- OBJECTIVE
Using the material that follows, identify and copy each line with the string "liquide".

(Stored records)

________________________________________

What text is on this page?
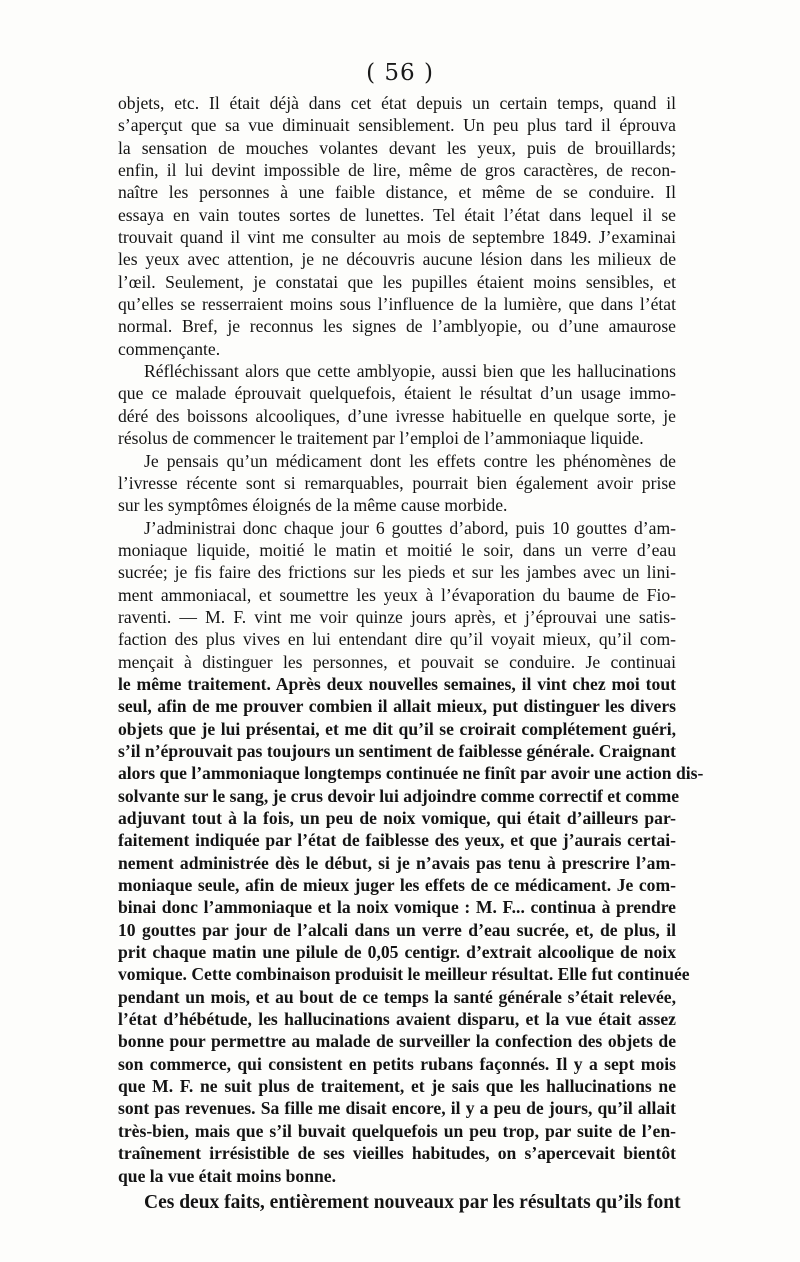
( 56 )
objets, etc. Il était déjà dans cet état depuis un certain temps, quand il
s’aperçut que sa vue diminuait sensiblement. Un peu plus tard il éprouva
la sensation de mouches volantes devant les yeux, puis de brouillards;
enfin, il lui devint impossible de lire, même de gros caractères, de recon-
naître les personnes à une faible distance, et même de se conduire. Il
essaya en vain toutes sortes de lunettes. Tel était l’état dans lequel il se
trouvait quand il vint me consulter au mois de septembre 1849. J’examinai
les yeux avec attention, je ne découvris aucune lésion dans les milieux de
l’œil. Seulement, je constatai que les pupilles étaient moins sensibles, et
qu’elles se resserraient moins sous l’influence de la lumière, que dans l’état
normal. Bref, je reconnus les signes de l’amblyopie, ou d’une amaurose
commençante.
Réfléchissant alors que cette amblyopie, aussi bien que les hallucinations
que ce malade éprouvait quelquefois, étaient le résultat d’un usage immo-
déré des boissons alcooliques, d’une ivresse habituelle en quelque sorte, je
résolus de commencer le traitement par l’emploi de l’ammoniaque liquide.
Je pensais qu’un médicament dont les effets contre les phénomènes de
l’ivresse récente sont si remarquables, pourrait bien également avoir prise
sur les symptômes éloignés de la même cause morbide.
J’administrai donc chaque jour 6 gouttes d’abord, puis 10 gouttes d’am-
moniaque liquide, moitié le matin et moitié le soir, dans un verre d’eau
sucrée; je fis faire des frictions sur les pieds et sur les jambes avec un lini-
ment ammoniacal, et soumettre les yeux à l’évaporation du baume de Fio-
raventi. — M. F. vint me voir quinze jours après, et j’éprouvai une satis-
faction des plus vives en lui entendant dire qu’il voyait mieux, qu’il com-
mençait à distinguer les personnes, et pouvait se conduire. Je continuai
le même traitement. Après deux nouvelles semaines, il vint chez moi tout
seul, afin de me prouver combien il allait mieux, put distinguer les divers
objets que je lui présentai, et me dit qu’il se croirait complétement guéri,
s’il n’éprouvait pas toujours un sentiment de faiblesse générale. Craignant
alors que l’ammoniaque longtemps continuée ne finît par avoir une action dis-
solvante sur le sang, je crus devoir lui adjoindre comme correctif et comme
adjuvant tout à la fois, un peu de noix vomique, qui était d’ailleurs par-
faitement indiquée par l’état de faiblesse des yeux, et que j’aurais certai-
nement administrée dès le début, si je n’avais pas tenu à prescrire l’am-
moniaque seule, afin de mieux juger les effets de ce médicament. Je com-
binai donc l’ammoniaque et la noix vomique : M. F... continua à prendre
10 gouttes par jour de l’alcali dans un verre d’eau sucrée, et, de plus, il
prit chaque matin une pilule de 0,05 centigr. d’extrait alcoolique de noix
vomique. Cette combinaison produisit le meilleur résultat. Elle fut continuée
pendant un mois, et au bout de ce temps la santé générale s’était relevée,
l’état d’hébétude, les hallucinations avaient disparu, et la vue était assez
bonne pour permettre au malade de surveiller la confection des objets de
son commerce, qui consistent en petits rubans façonnés. Il y a sept mois
que M. F. ne suit plus de traitement, et je sais que les hallucinations ne
sont pas revenues. Sa fille me disait encore, il y a peu de jours, qu’il allait
très-bien, mais que s’il buvait quelquefois un peu trop, par suite de l’en-
traînement irrésistible de ses vieilles habitudes, on s’apercevait bientôt
que la vue était moins bonne.
Ces deux faits, entièrement nouveaux par les résultats qu’ils font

________________________________________

- THE SOLUTION
résolus de commencer le traitement par l’emploi de l’ammoniaque liquide.
moniaque liquide, moitié le matin et moitié le soir, dans un verre d’eau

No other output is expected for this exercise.